• _SET EXERCISE_
A partial copy is required: transcribe exactly the lines from the one containing "Convert this document image to plain text." through the last line below, without any pictures.

━━━ DATASET EXCERPTS ━━━

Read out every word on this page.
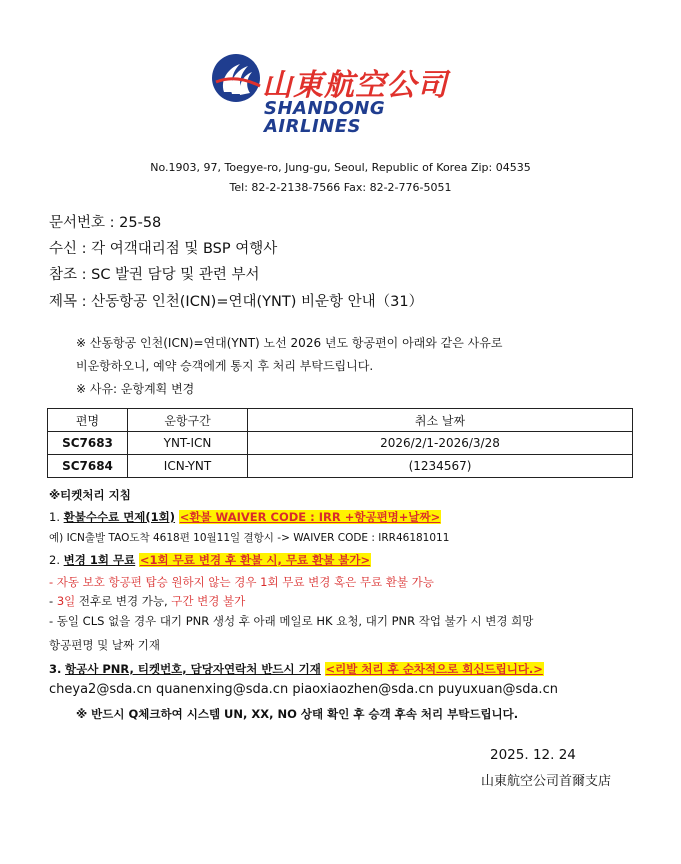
山東航空公司
SHANDONG
AIRLINES
No.1903, 97, Toegye-ro, Jung-gu, Seoul, Republic of Korea Zip: 04535
Tel: 82-2-2138-7566 Fax: 82-2-776-5051
문서번호 : 25-58
수신 : 각 여객대리점 및 BSP 여행사
참조 : SC 발권 담당 및 관련 부서
제목 : 산동항공 인천(ICN)=연대(YNT) 비운항 안내（31）
※ 산동항공 인천(ICN)=연대(YNT) 노선 2026 년도 항공편이 아래와 같은 사유로
비운항하오니, 예약 승객에게 통지 후 처리 부탁드립니다.
※ 사유: 운항계획 변경
편명	운항구간	취소 날짜
SC7683	YNT-ICN	2026/2/1-2026/3/28
SC7684	ICN-YNT	(1234567)
※티켓처리 지침
1. 환불수수료 면제(1회) <환불 WAIVER CODE : IRR +항공편명+날짜>
예) ICN출발 TAO도착 4618편 10월11일 결항시 -> WAIVER CODE : IRR46181011
2. 변경 1회 무료 <1회 무료 변경 후 환불 시, 무료 환불 불가>
- 자동 보호 항공편 탑승 원하지 않는 경우 1회 무료 변경 혹은 무료 환불 가능
- 3일 전후로 변경 가능, 구간 변경 불가
- 동일 CLS 없을 경우 대기 PNR 생성 후 아래 메일로 HK 요청, 대기 PNR 작업 불가 시 변경 희망
항공편명 및 날짜 기재
3. 항공사 PNR, 티켓번호, 담당자연락처 반드시 기재 <리발 처리 후 순차적으로 회신드립니다.>
cheya2@sda.cn quanenxing@sda.cn piaoxiaozhen@sda.cn puyuxuan@sda.cn
※ 반드시 Q체크하여 시스템 UN, XX, NO 상태 확인 후 승객 후속 처리 부탁드립니다.
2025. 12. 24
山東航空公司首爾支店
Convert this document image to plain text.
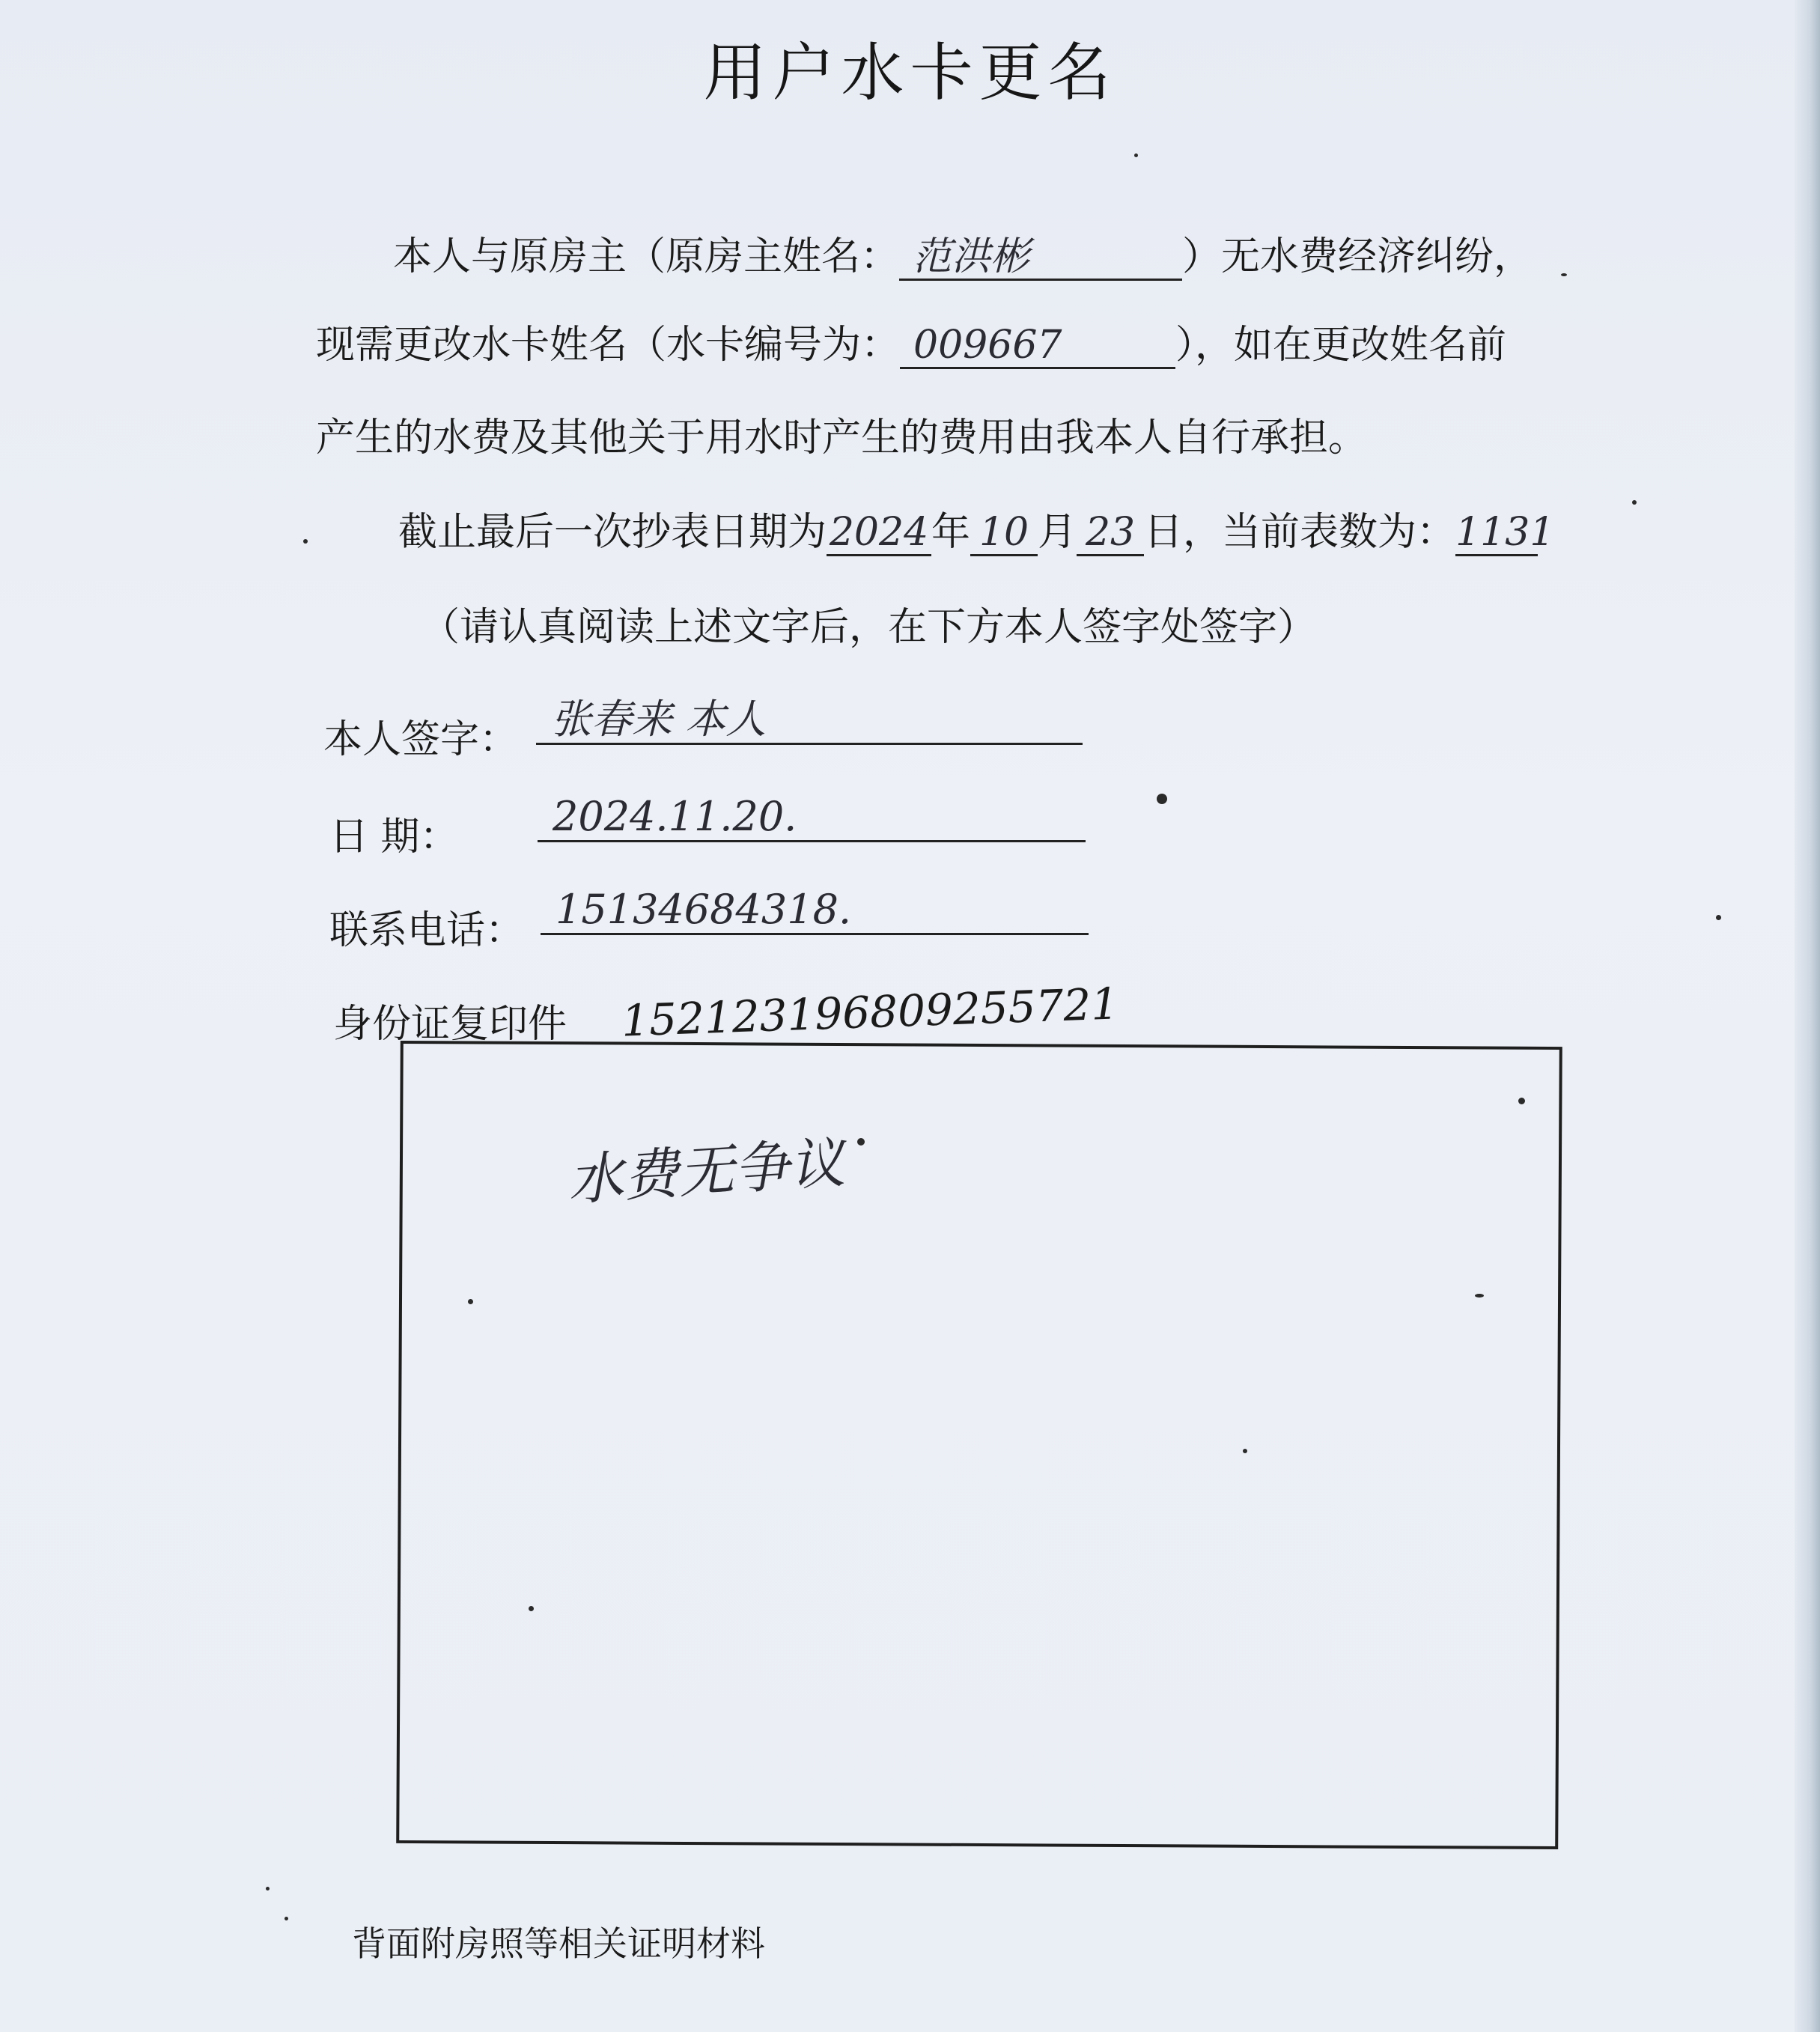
用户水卡更名
本人与原房主（原房主姓名： 范洪彬	）无水费经济纠纷，
现需更改水卡姓名（水卡编号为： 009667	），如在更改姓名前
产生的水费及其他关于用水时产生的费用由我本人自行承担。
截止最后一次抄表日期为2024年 10 月 23 日，当前表数为：1131
（请认真阅读上述文字后，在下方本人签字处签字）
本人签字： 张春来 本人
日 期：	2024.11.20.
联系电话： 15134684318.
身份证复印件 152123196809255721
水费无争议
背面附房照等相关证明材料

━━━

• _SOLUTION TO THE EXERCISE_
Convert this document image to plain text.
用户水卡更名
本人与原房主（原房主姓名： 范洪彬	）无水费经济纠纷，
现需更改水卡姓名（水卡编号为： 009667	），如在更改姓名前
产生的水费及其他关于用水时产生的费用由我本人自行承担。
截止最后一次抄表日期为2024年 10 月 23 日，当前表数为：1131
（请认真阅读上述文字后，在下方本人签字处签字）
本人签字： 张春来 本人
日 期：	2024.11.20.
联系电话： 15134684318.
身份证复印件 152123196809255721
水费无争议
背面附房照等相关证明材料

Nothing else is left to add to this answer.